* Start INFORMATION SUPPLIED *
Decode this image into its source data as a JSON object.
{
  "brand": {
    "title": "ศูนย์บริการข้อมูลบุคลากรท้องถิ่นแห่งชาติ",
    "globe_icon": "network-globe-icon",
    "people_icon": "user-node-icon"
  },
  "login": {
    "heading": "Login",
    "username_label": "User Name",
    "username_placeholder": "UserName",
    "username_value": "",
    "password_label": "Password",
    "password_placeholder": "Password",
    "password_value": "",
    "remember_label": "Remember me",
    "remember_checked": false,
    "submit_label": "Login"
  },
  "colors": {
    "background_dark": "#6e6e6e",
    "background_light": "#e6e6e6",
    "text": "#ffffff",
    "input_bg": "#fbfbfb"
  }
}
* End INFORMATION SUPPLIED *
* Start INFORMATION SUPPLIED *
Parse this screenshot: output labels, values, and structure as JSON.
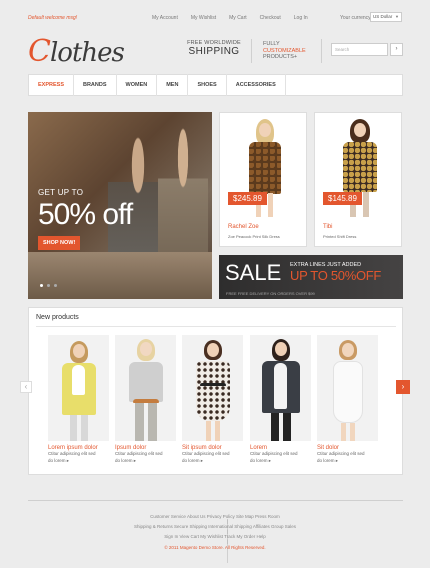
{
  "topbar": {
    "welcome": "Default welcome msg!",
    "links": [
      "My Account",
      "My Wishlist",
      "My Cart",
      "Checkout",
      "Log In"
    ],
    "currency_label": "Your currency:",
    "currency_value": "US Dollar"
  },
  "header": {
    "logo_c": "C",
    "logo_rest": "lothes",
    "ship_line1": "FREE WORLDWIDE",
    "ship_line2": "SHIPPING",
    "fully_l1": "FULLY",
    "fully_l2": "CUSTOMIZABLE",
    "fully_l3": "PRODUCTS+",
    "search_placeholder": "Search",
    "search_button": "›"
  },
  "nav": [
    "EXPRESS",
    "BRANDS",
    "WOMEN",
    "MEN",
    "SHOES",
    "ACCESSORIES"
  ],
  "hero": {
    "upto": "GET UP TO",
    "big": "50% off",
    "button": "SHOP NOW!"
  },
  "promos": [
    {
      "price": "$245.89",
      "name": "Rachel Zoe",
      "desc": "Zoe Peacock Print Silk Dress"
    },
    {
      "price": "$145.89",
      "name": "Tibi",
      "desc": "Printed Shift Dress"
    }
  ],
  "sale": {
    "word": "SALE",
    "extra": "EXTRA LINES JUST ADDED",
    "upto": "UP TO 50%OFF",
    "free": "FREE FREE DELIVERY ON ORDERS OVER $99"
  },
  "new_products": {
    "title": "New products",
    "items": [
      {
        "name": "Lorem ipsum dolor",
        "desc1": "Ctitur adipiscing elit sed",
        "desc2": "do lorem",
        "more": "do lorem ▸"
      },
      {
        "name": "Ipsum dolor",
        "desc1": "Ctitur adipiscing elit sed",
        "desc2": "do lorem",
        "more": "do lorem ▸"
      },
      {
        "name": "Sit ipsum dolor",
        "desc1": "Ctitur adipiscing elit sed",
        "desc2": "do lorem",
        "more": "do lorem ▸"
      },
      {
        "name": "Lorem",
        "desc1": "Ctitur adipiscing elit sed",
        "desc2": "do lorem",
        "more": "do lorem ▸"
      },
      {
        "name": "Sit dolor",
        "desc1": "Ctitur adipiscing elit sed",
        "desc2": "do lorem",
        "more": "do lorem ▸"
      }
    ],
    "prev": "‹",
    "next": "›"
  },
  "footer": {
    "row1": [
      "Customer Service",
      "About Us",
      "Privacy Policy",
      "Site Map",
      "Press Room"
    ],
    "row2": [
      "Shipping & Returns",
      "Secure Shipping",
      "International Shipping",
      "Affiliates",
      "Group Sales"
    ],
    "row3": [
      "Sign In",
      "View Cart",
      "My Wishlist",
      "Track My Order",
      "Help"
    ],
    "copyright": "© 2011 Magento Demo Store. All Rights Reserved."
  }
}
* End INFORMATION SUPPLIED *
→ WHAT IS EXPECTED:
Filter the listing above by the word "JSON"; copy each line that passes.

→ OUTPUT FOR THIS EXERCISE:
Decode this image into its source data as a JSON object.
Parse this screenshot: output labels, values, and structure as JSON.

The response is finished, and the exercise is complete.